Collected data:
= = =

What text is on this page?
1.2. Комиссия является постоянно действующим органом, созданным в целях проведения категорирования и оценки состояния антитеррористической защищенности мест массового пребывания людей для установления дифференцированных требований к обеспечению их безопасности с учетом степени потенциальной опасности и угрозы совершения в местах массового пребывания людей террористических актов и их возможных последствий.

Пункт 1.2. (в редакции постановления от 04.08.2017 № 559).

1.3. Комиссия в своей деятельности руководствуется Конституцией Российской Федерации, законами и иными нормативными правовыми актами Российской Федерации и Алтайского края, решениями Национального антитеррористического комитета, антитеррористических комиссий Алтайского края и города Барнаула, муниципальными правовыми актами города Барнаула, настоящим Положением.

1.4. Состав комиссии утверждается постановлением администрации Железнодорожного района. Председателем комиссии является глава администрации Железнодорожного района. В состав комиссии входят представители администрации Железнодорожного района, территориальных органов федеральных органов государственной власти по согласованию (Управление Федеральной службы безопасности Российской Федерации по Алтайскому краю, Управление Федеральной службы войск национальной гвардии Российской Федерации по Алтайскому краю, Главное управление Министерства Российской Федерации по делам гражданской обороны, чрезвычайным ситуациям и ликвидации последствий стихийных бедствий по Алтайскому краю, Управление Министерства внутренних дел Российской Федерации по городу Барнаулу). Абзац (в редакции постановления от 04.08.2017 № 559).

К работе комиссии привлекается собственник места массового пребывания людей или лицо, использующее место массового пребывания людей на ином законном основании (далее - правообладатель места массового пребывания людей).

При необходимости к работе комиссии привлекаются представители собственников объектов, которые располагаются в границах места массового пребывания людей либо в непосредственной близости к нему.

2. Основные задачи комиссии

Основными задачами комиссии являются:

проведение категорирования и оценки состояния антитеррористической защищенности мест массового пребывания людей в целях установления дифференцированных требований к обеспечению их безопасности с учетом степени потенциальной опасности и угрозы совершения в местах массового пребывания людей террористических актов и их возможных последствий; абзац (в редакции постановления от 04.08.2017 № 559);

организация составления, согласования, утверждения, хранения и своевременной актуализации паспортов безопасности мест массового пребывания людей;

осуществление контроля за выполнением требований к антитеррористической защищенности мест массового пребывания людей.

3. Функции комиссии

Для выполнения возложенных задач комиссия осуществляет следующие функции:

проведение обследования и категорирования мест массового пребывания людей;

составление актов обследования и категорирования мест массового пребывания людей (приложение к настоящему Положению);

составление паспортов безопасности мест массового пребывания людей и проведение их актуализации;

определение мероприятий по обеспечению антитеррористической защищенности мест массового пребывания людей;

= = =

**Requirement**
Find all lines holding the string "составление" and copy them.

**Expected answer**
составление актов обследования и категорирования мест массового пребывания людей (приложение к настоящему Положению);
составление паспортов безопасности мест массового пребывания людей и проведение их актуализации;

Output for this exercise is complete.